> [Data listing]
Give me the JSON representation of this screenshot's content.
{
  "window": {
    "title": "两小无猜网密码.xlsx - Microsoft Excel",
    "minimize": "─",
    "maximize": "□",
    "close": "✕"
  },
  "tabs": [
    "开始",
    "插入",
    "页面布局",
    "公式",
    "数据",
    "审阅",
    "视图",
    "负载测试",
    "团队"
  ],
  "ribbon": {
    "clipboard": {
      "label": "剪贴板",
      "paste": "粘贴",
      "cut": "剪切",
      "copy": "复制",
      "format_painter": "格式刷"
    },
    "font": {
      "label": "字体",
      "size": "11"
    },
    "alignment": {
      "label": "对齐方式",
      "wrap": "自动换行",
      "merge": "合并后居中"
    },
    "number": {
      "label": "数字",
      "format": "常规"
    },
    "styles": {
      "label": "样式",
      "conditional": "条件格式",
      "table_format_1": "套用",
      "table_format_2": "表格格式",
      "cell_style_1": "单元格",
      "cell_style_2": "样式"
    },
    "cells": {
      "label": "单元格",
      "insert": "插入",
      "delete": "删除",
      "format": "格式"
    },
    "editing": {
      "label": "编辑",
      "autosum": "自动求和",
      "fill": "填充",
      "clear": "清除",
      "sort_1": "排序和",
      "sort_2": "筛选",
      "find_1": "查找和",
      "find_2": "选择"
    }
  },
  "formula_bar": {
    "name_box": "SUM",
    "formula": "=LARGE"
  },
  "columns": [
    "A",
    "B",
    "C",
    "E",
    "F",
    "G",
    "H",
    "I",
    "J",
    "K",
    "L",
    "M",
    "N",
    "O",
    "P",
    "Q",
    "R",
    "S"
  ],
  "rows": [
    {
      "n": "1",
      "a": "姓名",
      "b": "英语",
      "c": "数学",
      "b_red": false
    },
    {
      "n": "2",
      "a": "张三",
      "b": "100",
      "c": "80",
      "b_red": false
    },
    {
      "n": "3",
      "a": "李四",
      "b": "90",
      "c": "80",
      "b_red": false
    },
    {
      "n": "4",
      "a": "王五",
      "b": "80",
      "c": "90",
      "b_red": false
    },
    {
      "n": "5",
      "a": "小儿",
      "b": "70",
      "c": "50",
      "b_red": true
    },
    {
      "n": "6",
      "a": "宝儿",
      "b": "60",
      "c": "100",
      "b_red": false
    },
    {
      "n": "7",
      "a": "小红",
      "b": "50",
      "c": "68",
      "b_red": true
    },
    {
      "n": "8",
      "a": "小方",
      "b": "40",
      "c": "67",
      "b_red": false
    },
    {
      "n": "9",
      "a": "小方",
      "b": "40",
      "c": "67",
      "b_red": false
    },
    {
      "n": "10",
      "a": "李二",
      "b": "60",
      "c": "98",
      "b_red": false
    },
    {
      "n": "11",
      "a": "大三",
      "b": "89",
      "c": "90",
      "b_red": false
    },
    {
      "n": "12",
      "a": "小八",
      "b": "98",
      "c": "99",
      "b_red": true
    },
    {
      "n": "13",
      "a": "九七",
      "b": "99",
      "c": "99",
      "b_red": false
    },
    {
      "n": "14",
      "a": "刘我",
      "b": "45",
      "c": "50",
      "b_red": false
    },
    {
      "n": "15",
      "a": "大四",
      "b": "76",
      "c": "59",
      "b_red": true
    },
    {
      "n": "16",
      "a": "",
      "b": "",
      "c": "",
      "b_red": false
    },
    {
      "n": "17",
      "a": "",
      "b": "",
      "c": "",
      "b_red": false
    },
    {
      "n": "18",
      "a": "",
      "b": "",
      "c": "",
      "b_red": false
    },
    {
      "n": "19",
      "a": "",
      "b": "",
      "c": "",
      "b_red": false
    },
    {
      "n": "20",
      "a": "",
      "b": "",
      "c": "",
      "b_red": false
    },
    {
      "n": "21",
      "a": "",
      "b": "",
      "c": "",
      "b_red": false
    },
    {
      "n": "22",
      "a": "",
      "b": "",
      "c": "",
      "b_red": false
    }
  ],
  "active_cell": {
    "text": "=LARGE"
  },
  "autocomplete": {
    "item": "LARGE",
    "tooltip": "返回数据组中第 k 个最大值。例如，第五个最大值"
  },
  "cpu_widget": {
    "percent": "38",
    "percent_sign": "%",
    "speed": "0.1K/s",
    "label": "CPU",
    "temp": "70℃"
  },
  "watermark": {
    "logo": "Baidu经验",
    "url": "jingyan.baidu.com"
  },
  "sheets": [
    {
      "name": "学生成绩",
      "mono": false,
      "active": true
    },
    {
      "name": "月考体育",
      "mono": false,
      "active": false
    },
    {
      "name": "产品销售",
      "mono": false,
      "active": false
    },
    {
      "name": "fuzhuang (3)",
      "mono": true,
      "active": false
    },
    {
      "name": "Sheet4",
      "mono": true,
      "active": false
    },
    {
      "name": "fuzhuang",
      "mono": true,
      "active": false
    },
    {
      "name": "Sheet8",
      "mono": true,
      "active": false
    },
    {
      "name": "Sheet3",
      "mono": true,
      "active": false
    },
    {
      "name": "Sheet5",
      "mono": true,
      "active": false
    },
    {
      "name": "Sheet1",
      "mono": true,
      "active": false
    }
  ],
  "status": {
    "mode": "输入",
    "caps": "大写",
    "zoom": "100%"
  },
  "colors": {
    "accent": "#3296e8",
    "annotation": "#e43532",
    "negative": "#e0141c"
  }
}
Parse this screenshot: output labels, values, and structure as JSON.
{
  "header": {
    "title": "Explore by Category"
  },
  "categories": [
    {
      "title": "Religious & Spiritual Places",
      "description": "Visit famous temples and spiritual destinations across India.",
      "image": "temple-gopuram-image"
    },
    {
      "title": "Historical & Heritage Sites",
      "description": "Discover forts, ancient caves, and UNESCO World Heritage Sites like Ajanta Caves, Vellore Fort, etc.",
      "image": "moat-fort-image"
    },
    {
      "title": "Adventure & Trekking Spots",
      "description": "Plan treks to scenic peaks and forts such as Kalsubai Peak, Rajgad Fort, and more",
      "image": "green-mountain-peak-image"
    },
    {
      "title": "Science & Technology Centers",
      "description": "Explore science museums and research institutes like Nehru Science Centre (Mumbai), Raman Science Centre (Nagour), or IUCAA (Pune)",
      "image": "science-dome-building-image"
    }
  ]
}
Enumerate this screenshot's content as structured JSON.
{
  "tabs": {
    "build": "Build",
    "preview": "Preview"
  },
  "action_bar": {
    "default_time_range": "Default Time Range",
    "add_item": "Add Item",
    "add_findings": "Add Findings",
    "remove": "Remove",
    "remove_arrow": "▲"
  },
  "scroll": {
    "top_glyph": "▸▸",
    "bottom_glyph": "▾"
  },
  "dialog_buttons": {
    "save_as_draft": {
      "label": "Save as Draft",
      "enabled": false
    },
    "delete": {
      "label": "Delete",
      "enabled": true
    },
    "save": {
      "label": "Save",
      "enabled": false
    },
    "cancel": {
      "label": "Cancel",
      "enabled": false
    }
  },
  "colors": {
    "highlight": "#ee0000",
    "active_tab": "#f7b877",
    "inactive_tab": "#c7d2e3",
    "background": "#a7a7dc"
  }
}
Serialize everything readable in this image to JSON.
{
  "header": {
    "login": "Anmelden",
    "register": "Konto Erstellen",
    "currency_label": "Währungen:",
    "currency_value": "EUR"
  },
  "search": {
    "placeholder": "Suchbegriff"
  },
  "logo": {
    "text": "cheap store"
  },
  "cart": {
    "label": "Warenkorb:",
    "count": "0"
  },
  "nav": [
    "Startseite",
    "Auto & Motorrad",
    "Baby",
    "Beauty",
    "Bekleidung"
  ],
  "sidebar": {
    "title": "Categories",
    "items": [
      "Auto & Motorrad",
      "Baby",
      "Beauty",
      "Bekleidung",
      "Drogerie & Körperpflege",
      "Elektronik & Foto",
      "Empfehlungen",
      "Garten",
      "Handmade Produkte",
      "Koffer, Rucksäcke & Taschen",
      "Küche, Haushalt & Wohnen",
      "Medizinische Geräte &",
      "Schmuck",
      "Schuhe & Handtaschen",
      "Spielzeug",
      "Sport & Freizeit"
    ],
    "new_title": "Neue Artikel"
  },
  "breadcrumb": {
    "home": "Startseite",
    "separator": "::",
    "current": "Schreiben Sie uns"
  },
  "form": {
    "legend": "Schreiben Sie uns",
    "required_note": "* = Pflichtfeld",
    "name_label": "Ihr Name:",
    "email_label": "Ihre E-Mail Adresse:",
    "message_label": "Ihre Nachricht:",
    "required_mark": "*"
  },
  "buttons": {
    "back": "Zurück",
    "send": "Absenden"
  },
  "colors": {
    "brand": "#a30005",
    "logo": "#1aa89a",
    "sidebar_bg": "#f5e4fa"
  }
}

> [Exercise objective] Go through the data and gather every line that holds "like".

> [The answer]
      "description": "Discover forts, ancient caves, and UNESCO World Heritage Sites like Ajanta Caves, Vellore Fort, etc.",
      "description": "Explore science museums and research institutes like Nehru Science Centre (Mumbai), Raman Science Centre (Nagour), or IUCAA (Pune)",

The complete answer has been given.